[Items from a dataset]
· · ·

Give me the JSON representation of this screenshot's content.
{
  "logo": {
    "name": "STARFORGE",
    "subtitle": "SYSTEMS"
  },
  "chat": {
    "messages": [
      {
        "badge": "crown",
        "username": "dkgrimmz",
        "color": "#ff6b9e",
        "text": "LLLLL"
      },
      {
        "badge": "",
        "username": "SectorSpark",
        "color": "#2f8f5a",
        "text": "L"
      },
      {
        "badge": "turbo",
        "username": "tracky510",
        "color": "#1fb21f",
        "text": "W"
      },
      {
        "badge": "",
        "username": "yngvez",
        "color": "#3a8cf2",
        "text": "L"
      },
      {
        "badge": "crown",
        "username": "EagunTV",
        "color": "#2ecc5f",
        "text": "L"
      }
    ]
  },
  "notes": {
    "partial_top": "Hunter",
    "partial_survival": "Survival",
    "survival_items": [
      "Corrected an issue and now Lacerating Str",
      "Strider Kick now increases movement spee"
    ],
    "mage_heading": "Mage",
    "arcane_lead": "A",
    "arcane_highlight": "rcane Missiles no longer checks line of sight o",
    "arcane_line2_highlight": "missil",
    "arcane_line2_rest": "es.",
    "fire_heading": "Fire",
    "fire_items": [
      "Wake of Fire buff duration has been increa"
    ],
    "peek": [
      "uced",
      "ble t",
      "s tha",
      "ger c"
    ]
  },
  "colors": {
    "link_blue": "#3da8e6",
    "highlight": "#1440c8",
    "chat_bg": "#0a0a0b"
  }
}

· · ·

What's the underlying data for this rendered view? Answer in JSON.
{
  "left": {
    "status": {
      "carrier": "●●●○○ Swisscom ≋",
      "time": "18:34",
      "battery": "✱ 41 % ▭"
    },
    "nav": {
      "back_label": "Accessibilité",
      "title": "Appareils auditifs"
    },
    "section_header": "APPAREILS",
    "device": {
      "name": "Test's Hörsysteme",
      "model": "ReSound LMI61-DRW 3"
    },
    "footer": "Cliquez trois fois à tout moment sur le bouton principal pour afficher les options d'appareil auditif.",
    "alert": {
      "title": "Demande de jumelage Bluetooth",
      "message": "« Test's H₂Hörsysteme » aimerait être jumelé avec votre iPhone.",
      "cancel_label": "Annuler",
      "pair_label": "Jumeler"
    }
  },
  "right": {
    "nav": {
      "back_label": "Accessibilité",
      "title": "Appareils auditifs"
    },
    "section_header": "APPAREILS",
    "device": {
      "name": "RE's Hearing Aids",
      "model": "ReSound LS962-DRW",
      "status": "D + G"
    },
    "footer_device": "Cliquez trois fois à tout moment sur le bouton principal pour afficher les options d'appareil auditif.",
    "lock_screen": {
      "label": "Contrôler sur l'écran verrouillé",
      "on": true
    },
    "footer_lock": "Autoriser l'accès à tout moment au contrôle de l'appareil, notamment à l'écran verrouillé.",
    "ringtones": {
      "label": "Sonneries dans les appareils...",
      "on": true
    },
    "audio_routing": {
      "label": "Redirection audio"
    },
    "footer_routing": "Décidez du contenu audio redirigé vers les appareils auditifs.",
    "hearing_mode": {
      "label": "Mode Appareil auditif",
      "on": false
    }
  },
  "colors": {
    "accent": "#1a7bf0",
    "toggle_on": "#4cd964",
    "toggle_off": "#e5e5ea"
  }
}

· · ·

### [Set exercise]
Collect each line holding the string "bouton".

### [Full output]
    "footer": "Cliquez trois fois à tout moment sur le bouton principal pour afficher les options d'appareil auditif.",
    "footer_device": "Cliquez trois fois à tout moment sur le bouton principal pour afficher les options d'appareil auditif.",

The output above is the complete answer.